* _EXTRAIT CHOISI_
◇ ◇ ◇ ◇ ◇ ◇ ◇

Si le Qatar ne fait pas la preuve de sa volonté réelle de lutter contre le terrorisme, la situation qui s’est nouée autour de lui risque de se détériorer, a déclaré l’expert saoudien Anwar Ishki

À l’issue d’une rencontre quadripartite organisée à Manama, les chefs des diplomaties de l’Arabie saoudite, de l’Égypte, du Bahreïn et des Émirats arabes unis, pays qui ont imposé un blocus au Qatar, ont appelé une fois encore Doha à ne plus soutenir d’organisations terroristes. Le Directeur du Centre de recherche pour le Moyen-Orient à Riyad, Anwar Ishki, a expliqué ce qui risque de se produire si le Qatar ne répond pas positivement à cet appel.

«Les pays qui ont imposé le blocus font tout leur possible pour travailler avec le Qatar dans le cadre du CCG [le Conseil de coopération des États arabes du Golfe, ndrl], sans donner à la crise à une dimension internationale», a-t-il déclaré.

◇ ◇ ◇ ◇ ◇ ◇ ◇

* _EXTRAITS DES ITEMS_
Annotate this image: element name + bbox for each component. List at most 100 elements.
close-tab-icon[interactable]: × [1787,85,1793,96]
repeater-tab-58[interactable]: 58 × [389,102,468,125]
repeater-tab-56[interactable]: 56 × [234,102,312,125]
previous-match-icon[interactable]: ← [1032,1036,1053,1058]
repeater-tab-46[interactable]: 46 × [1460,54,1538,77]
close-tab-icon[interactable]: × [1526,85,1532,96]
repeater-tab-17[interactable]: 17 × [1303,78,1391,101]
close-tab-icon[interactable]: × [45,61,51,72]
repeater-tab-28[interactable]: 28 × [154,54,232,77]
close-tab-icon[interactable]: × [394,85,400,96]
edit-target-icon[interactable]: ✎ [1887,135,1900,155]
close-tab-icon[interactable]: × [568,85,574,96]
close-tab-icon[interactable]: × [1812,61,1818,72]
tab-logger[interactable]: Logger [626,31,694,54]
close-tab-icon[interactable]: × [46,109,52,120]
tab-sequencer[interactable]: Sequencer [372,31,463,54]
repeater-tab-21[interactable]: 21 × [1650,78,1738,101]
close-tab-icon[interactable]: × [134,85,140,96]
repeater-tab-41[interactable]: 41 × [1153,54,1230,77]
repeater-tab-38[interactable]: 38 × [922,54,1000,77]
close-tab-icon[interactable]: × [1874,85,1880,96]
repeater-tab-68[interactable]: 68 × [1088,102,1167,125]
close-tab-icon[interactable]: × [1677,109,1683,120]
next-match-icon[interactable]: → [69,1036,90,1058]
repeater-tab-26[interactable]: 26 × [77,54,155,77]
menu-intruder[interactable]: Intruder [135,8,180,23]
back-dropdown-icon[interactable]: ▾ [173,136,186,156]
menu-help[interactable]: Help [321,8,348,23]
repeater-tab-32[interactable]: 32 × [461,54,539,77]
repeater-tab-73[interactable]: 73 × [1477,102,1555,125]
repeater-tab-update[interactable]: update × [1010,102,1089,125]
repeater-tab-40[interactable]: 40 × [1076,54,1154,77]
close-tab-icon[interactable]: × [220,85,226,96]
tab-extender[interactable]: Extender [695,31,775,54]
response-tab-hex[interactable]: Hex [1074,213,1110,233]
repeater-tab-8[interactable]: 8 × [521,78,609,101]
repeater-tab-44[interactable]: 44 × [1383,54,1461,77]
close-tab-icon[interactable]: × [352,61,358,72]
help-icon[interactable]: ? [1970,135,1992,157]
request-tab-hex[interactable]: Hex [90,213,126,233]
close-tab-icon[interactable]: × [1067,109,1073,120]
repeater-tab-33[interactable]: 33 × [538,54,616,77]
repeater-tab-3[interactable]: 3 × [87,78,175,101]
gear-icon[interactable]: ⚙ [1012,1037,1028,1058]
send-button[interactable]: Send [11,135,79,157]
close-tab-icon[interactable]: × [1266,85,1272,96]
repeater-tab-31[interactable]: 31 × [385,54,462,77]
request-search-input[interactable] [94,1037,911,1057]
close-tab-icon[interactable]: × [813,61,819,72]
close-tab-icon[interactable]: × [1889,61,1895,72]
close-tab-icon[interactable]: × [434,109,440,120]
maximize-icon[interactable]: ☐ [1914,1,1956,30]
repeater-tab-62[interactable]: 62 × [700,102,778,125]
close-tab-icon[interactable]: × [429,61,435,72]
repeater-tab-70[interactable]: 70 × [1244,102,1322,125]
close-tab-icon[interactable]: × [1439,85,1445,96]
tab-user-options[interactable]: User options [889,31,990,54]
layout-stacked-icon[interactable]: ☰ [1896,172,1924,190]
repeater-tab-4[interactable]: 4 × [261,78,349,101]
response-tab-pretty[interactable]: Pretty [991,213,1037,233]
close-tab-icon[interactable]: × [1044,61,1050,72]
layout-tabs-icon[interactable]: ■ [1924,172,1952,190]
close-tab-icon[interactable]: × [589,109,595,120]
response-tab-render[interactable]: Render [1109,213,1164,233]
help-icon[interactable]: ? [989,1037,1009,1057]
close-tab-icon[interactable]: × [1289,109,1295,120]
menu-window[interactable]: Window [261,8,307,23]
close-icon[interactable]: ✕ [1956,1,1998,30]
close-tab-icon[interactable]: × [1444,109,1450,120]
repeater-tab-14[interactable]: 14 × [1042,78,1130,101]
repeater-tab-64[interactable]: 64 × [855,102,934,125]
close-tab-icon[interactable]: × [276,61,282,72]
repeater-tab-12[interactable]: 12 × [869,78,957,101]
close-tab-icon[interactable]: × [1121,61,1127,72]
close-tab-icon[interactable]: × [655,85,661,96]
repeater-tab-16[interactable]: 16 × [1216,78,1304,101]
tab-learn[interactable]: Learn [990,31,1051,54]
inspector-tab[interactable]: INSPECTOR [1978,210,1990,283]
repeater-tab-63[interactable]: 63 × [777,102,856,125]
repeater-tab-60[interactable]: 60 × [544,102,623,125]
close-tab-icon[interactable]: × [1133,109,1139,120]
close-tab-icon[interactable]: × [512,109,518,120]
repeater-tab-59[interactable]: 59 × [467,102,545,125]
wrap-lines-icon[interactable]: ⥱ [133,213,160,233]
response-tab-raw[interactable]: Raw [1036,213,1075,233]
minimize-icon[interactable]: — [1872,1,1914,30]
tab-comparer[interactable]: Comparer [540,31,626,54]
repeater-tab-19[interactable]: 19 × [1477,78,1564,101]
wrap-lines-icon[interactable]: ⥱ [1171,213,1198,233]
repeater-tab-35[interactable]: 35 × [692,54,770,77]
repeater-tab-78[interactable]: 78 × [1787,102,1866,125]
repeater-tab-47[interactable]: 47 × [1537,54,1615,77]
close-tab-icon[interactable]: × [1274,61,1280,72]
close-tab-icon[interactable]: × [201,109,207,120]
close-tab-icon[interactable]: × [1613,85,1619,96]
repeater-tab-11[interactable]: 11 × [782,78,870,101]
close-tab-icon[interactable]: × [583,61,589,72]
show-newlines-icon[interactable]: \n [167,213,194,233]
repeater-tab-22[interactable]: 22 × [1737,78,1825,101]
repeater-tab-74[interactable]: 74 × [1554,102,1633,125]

◇ ◇ ◇ ◇ ◇ ◇ ◇

* _CONSIGNE_
Modifiez un passage de l'extrait sur le Qatar en y remplaçant « Manama » par « Koweït ». Commencez aux mots « Si le Qatar ne fait » et arrêtez-vous après « à cet appel. ». Les items n'ont aucun rapport avec l'extrait sur le Qatar.

* _RÉSULTAT_
Si le Qatar ne fait pas la preuve de sa volonté réelle de lutter contre le terrorisme, la situation qui s’est nouée autour de lui risque de se détériorer, a déclaré l’expert saoudien Anwar Ishki

À l’issue d’une rencontre quadripartite organisée à Koweït, les chefs des diplomaties de l’Arabie saoudite, de l’Égypte, du Bahreïn et des Émirats arabes unis, pays qui ont imposé un blocus au Qatar, ont appelé une fois encore Doha à ne plus soutenir d’organisations terroristes. Le Directeur du Centre de recherche pour le Moyen-Orient à Riyad, Anwar Ishki, a expliqué ce qui risque de se produire si le Qatar ne répond pas positivement à cet appel.